-- Quoted passage follows --
Invoice finance generally operates by advancing a substantial portion of the invoice value upfront—typically between 70% and 90%. Once the customer settles the invoice, the remaining balance is released to the business after deducting a pre-agreed fee.

There are two primary forms of invoice finance:

  • Invoice Factoring
    In this arrangement, the finance provider assumes responsibility for managing the sales ledger, including credit control and collections. This hands-on approach not only accelerates cash flow but also alleviates the administrative burden on the business, allowing management to focus on core operations.
  • Invoice Discounting
    With this option, businesses maintain control over their invoicing and customer relationships while the finance provider offers an advance based on the value of outstanding invoices. This method offers discretion, as customers are typically unaware of the underlying financing arrangement.

Benefits and Considerations

Invoice finance delivers several strategic benefits:

  • Enhanced Cash Flow
    Immediate access to funds enables businesses to cover operating expenses, seize new opportunities, and manage seasonal fluctuations without disruption.
-- Quoted passage concluded --
Task list →
#1 Please reproduce the invoice finance passage word for word, starting with "Invoice finance delivers" and going on through "fluctuations without disruption.".
#2 According to the invoice finance passage, what share of the invoice value is typically advanced upfront?
-- Data provided follows --
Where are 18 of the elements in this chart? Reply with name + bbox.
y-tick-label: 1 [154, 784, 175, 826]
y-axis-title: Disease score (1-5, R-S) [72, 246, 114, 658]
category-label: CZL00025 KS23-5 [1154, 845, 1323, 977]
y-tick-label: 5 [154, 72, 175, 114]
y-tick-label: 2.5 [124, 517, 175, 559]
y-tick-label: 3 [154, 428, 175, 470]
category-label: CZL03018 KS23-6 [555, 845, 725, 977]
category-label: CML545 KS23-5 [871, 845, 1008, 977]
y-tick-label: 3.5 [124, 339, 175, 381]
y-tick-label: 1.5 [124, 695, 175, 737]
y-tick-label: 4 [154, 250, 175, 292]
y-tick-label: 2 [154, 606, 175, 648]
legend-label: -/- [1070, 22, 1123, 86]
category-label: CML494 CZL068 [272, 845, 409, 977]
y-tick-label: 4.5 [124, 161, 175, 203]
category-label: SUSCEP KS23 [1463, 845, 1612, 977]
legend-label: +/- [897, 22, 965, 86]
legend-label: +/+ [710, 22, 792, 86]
-- Data provided concluded --
Answers by task →
#1
Invoice finance delivers several strategic benefits:

  • Enhanced Cash Flow
    Immediate access to funds enables businesses to cover operating expenses, seize new opportunities, and manage seasonal fluctuations without disruption.

#2 Typically between 70% and 90%.